_AIM_. In the material below, rename every "interactable" to "clickable" and keep everything else the same. Leave the pictures out.

━━━━━ STORED RECORDS ━━━━━

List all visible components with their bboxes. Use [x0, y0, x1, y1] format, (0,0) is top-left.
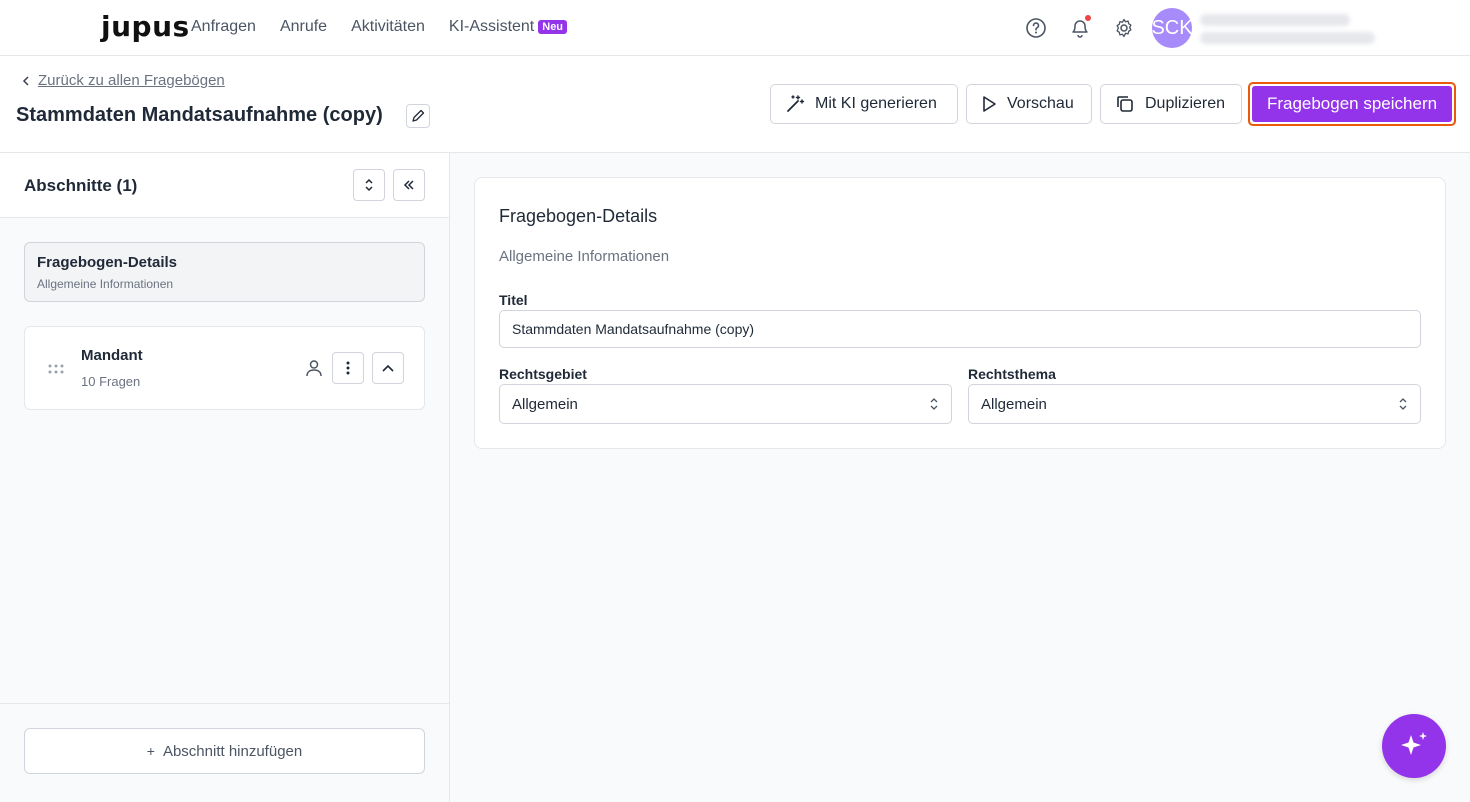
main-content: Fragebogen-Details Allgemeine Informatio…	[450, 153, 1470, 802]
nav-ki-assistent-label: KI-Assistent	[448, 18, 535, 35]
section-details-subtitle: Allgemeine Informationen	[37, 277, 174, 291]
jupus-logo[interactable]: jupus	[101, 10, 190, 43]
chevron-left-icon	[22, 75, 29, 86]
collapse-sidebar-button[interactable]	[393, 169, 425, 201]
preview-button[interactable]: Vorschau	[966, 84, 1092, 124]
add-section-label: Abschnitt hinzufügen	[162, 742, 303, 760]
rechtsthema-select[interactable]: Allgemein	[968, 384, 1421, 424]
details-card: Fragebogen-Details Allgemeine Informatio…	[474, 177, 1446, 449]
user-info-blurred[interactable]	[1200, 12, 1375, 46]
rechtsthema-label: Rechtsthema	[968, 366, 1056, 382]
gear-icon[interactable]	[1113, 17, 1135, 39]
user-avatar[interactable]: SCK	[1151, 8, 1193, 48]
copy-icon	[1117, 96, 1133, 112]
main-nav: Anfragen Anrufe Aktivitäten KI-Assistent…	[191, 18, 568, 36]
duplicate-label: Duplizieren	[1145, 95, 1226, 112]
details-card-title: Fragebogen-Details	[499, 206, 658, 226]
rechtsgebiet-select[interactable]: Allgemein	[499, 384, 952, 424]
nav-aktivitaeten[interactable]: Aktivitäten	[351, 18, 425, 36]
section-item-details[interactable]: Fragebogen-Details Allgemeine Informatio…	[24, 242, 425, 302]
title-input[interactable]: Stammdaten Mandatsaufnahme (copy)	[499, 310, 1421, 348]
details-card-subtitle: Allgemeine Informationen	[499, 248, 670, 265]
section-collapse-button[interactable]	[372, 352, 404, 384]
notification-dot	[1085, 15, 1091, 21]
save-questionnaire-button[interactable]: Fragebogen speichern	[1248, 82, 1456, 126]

━━━━━

_FINAL RESULT_.
List all visible components with their bboxes. Use [x0, y0, x1, y1] format, (0,0) is top-left.
main-content: Fragebogen-Details Allgemeine Informatio…	[450, 153, 1470, 802]
nav-ki-assistent-label: KI-Assistent	[448, 18, 535, 35]
section-details-subtitle: Allgemeine Informationen	[37, 277, 174, 291]
jupus-logo[clickable]: jupus	[101, 10, 190, 43]
chevron-left-icon	[22, 75, 29, 86]
collapse-sidebar-button[clickable]	[393, 169, 425, 201]
preview-button[clickable]: Vorschau	[966, 84, 1092, 124]
add-section-label: Abschnitt hinzufügen	[162, 742, 303, 760]
rechtsthema-select[clickable]: Allgemein	[968, 384, 1421, 424]
details-card: Fragebogen-Details Allgemeine Informatio…	[474, 177, 1446, 449]
user-info-blurred[clickable]	[1200, 12, 1375, 46]
rechtsthema-label: Rechtsthema	[968, 366, 1056, 382]
gear-icon[clickable]	[1113, 17, 1135, 39]
user-avatar[clickable]: SCK	[1151, 8, 1193, 48]
copy-icon	[1117, 96, 1133, 112]
main-nav: Anfragen Anrufe Aktivitäten KI-Assistent…	[191, 18, 568, 36]
duplicate-label: Duplizieren	[1145, 95, 1226, 112]
details-card-title: Fragebogen-Details	[499, 206, 658, 226]
rechtsgebiet-select[clickable]: Allgemein	[499, 384, 952, 424]
nav-aktivitaeten[clickable]: Aktivitäten	[351, 18, 425, 36]
section-item-details[clickable]: Fragebogen-Details Allgemeine Informatio…	[24, 242, 425, 302]
title-input[clickable]: Stammdaten Mandatsaufnahme (copy)	[499, 310, 1421, 348]
details-card-subtitle: Allgemeine Informationen	[499, 248, 670, 265]
section-collapse-button[clickable]	[372, 352, 404, 384]
notification-dot	[1085, 15, 1091, 21]
save-questionnaire-button[clickable]: Fragebogen speichern	[1248, 82, 1456, 126]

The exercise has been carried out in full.